● SHORT TASK
Copy the entries below word for word, from their first line through the line that contains "legend-item: Settlement-Unused land", with both of those lines included.
───
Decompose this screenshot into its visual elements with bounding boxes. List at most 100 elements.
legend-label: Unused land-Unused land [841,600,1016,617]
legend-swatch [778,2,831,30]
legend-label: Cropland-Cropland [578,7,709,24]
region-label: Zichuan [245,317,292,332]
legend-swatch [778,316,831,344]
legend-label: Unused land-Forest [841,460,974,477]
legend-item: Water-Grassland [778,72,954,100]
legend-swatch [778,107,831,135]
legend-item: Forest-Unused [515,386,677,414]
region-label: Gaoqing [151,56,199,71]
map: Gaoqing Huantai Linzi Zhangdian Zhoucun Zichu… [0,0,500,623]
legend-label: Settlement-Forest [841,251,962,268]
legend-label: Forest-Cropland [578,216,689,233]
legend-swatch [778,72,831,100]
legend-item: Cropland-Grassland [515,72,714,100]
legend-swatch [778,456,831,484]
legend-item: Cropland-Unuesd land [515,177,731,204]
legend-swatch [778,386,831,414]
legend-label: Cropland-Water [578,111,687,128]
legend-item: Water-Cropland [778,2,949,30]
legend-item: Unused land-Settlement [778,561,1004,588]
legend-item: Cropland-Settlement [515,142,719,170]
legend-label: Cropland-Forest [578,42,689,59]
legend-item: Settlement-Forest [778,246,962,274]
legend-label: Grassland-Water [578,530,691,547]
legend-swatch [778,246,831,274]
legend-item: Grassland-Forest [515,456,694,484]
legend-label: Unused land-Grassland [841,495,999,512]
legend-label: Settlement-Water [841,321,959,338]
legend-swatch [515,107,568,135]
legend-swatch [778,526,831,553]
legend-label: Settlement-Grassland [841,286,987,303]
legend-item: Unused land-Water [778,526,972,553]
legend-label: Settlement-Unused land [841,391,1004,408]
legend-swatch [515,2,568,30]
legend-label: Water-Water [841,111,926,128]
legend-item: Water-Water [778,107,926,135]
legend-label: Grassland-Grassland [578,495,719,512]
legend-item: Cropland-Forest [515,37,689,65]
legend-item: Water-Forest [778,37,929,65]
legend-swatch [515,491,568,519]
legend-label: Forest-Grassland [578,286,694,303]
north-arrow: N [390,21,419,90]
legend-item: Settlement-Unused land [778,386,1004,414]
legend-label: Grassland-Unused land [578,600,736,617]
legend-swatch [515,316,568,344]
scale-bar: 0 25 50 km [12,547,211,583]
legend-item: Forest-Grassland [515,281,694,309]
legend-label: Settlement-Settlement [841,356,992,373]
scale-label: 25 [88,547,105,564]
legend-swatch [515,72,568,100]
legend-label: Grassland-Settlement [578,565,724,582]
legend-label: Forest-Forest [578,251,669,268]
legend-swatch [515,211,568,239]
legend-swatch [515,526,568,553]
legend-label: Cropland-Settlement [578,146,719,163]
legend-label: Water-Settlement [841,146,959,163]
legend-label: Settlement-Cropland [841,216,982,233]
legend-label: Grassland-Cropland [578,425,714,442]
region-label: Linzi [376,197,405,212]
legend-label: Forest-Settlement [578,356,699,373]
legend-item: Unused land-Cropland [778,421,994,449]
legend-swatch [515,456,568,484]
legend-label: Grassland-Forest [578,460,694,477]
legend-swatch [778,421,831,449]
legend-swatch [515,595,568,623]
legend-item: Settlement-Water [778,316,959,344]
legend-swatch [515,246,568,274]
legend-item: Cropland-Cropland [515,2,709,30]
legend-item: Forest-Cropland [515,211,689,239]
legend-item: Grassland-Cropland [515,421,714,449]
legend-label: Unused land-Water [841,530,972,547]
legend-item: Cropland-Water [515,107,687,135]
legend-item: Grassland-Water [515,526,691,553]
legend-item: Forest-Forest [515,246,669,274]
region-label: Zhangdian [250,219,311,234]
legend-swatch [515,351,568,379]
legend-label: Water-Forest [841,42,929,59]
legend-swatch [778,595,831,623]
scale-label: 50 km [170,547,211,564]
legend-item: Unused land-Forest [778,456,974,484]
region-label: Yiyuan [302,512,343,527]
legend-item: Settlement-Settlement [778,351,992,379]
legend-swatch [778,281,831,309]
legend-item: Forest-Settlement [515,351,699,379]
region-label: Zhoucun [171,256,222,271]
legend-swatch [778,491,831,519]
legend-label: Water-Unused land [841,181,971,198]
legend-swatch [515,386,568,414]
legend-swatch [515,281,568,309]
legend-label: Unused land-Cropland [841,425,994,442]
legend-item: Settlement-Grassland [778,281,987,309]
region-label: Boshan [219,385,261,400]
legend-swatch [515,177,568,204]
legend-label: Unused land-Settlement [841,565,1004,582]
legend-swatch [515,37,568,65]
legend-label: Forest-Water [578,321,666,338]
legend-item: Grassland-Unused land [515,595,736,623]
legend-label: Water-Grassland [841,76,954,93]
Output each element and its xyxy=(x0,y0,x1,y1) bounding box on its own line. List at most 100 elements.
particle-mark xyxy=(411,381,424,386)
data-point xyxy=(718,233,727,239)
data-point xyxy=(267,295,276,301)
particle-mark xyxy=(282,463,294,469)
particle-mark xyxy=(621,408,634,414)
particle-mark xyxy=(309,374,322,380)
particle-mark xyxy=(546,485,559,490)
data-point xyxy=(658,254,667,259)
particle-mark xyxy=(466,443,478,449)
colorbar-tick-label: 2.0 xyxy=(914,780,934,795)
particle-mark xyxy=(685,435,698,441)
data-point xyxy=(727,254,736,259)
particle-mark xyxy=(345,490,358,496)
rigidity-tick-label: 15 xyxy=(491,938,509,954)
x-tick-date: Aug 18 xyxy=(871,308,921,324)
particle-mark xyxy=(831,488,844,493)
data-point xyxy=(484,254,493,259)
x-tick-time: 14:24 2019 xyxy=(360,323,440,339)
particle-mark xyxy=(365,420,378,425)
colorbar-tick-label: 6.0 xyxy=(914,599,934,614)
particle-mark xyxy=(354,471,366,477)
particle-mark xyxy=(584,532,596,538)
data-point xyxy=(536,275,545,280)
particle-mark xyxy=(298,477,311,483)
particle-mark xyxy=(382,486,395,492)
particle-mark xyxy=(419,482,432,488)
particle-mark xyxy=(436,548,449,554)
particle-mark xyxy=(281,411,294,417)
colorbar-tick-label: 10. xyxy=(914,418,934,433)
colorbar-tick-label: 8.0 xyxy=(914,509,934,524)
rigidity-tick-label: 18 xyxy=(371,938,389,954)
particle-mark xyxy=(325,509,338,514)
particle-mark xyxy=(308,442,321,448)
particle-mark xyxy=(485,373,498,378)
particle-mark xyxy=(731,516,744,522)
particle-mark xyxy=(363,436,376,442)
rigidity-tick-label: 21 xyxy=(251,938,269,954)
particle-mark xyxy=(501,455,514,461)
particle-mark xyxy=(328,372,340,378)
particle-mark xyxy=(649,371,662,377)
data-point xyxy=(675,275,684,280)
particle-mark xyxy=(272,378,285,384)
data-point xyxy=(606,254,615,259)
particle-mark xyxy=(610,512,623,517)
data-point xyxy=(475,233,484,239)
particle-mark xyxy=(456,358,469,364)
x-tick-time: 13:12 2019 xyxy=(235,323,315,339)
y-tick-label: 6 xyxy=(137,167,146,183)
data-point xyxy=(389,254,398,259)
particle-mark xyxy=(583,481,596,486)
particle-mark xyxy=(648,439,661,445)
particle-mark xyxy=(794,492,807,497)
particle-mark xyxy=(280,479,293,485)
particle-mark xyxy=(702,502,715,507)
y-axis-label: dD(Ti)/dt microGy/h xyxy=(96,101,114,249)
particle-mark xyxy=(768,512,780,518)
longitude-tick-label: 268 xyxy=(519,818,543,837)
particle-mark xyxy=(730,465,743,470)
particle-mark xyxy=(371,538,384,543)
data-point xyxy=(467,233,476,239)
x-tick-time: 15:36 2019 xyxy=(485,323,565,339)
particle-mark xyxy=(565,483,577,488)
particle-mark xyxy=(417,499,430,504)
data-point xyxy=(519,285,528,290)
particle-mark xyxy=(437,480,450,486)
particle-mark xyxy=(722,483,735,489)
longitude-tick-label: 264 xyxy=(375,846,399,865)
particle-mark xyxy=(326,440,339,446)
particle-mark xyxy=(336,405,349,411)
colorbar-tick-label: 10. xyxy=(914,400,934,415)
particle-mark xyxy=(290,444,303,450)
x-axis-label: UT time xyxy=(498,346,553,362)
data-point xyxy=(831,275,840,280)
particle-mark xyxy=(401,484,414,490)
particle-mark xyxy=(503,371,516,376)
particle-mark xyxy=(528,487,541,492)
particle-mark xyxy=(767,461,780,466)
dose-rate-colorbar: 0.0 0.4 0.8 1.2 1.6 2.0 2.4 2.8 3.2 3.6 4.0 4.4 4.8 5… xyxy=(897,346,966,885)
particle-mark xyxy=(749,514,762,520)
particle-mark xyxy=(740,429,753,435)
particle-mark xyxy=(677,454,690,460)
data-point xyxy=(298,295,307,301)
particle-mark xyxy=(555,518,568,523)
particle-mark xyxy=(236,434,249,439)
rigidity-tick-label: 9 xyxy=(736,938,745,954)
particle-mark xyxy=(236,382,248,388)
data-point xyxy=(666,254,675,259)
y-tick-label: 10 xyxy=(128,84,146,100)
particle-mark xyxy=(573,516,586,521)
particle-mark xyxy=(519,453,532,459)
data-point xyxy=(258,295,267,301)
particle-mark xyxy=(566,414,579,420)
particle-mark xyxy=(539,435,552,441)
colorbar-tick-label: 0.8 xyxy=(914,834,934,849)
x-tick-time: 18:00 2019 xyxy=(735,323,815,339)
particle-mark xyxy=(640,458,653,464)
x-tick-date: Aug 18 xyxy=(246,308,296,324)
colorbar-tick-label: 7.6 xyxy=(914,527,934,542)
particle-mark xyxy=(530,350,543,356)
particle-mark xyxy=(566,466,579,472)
───
● RESULT
Decompose this screenshot into its visual elements with bounding boxes. List at most 100 elements.
legend-label: Unused land-Unused land [841,600,1016,617]
legend-swatch [778,2,831,30]
legend-label: Cropland-Cropland [578,7,709,24]
region-label: Zichuan [245,317,292,332]
legend-swatch [778,316,831,344]
legend-label: Unused land-Forest [841,460,974,477]
legend-item: Water-Grassland [778,72,954,100]
legend-swatch [778,107,831,135]
legend-item: Forest-Unused [515,386,677,414]
region-label: Gaoqing [151,56,199,71]
map: Gaoqing Huantai Linzi Zhangdian Zhoucun Zichu… [0,0,500,623]
legend-label: Settlement-Forest [841,251,962,268]
legend-label: Forest-Cropland [578,216,689,233]
legend-swatch [778,72,831,100]
legend-item: Cropland-Grassland [515,72,714,100]
legend-swatch [778,456,831,484]
legend-item: Cropland-Unuesd land [515,177,731,204]
legend-swatch [778,386,831,414]
legend-label: Cropland-Water [578,111,687,128]
legend-item: Water-Cropland [778,2,949,30]
legend-item: Unused land-Settlement [778,561,1004,588]
legend-item: Cropland-Settlement [515,142,719,170]
legend-label: Cropland-Forest [578,42,689,59]
legend-item: Settlement-Forest [778,246,962,274]
legend-label: Grassland-Water [578,530,691,547]
legend-swatch [778,246,831,274]
legend-item: Grassland-Forest [515,456,694,484]
legend-label: Unused land-Grassland [841,495,999,512]
legend-label: Settlement-Water [841,321,959,338]
legend-swatch [515,107,568,135]
legend-swatch [778,526,831,553]
legend-label: Settlement-Grassland [841,286,987,303]
legend-item: Unused land-Water [778,526,972,553]
legend-label: Settlement-Unused land [841,391,1004,408]
legend-swatch [515,2,568,30]
legend-label: Water-Water [841,111,926,128]
legend-item: Water-Water [778,107,926,135]
legend-label: Grassland-Grassland [578,495,719,512]
legend-item: Cropland-Forest [515,37,689,65]
legend-item: Water-Forest [778,37,929,65]
legend-swatch [515,491,568,519]
legend-label: Forest-Grassland [578,286,694,303]
north-arrow: N [390,21,419,90]
legend-item: Settlement-Unused land [778,386,1004,414]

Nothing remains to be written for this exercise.